* EXERCISE GOAL
Extract all of the entries and set them down verbatim.

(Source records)
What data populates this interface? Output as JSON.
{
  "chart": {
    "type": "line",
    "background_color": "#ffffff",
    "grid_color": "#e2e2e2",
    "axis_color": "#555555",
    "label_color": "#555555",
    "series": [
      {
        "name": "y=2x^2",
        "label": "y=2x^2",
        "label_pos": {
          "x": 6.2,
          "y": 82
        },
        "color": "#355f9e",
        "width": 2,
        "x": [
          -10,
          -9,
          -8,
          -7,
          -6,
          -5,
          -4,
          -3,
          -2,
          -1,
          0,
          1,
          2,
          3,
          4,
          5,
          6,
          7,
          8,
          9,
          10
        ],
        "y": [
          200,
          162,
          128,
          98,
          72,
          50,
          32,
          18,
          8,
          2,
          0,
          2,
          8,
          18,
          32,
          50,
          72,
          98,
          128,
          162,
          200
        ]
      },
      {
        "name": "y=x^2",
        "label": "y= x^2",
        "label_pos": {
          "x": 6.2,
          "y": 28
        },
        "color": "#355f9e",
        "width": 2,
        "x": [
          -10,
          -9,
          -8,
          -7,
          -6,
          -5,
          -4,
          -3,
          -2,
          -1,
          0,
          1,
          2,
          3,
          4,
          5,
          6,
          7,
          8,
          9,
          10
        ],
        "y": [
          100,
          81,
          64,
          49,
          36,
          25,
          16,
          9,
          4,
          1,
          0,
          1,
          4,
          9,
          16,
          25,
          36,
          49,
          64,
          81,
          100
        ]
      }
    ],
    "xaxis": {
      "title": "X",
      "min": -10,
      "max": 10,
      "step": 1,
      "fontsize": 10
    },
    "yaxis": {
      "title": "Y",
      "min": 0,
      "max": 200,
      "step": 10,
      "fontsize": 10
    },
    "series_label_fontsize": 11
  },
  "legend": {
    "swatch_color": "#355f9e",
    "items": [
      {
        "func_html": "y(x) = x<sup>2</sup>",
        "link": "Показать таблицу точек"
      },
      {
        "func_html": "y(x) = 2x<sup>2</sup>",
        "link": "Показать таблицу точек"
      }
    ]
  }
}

* WRITTEN ANSWER
What data populates this interface? Output as JSON.
{
  "chart": {
    "type": "line",
    "background_color": "#ffffff",
    "grid_color": "#e2e2e2",
    "axis_color": "#555555",
    "label_color": "#555555",
    "series": [
      {
        "name": "y=2x^2",
        "label": "y=2x^2",
        "label_pos": {
          "x": 6.2,
          "y": 82
        },
        "color": "#355f9e",
        "width": 2,
        "x": [
          -10,
          -9,
          -8,
          -7,
          -6,
          -5,
          -4,
          -3,
          -2,
          -1,
          0,
          1,
          2,
          3,
          4,
          5,
          6,
          7,
          8,
          9,
          10
        ],
        "y": [
          200,
          162,
          128,
          98,
          72,
          50,
          32,
          18,
          8,
          2,
          0,
          2,
          8,
          18,
          32,
          50,
          72,
          98,
          128,
          162,
          200
        ]
      },
      {
        "name": "y=x^2",
        "label": "y= x^2",
        "label_pos": {
          "x": 6.2,
          "y": 28
        },
        "color": "#355f9e",
        "width": 2,
        "x": [
          -10,
          -9,
          -8,
          -7,
          -6,
          -5,
          -4,
          -3,
          -2,
          -1,
          0,
          1,
          2,
          3,
          4,
          5,
          6,
          7,
          8,
          9,
          10
        ],
        "y": [
          100,
          81,
          64,
          49,
          36,
          25,
          16,
          9,
          4,
          1,
          0,
          1,
          4,
          9,
          16,
          25,
          36,
          49,
          64,
          81,
          100
        ]
      }
    ],
    "xaxis": {
      "title": "X",
      "min": -10,
      "max": 10,
      "step": 1,
      "fontsize": 10
    },
    "yaxis": {
      "title": "Y",
      "min": 0,
      "max": 200,
      "step": 10,
      "fontsize": 10
    },
    "series_label_fontsize": 11
  },
  "legend": {
    "swatch_color": "#355f9e",
    "items": [
      {
        "func_html": "y(x) = x<sup>2</sup>",
        "link": "Показать таблицу точек"
      },
      {
        "func_html": "y(x) = 2x<sup>2</sup>",
        "link": "Показать таблицу точек"
      }
    ]
  }
}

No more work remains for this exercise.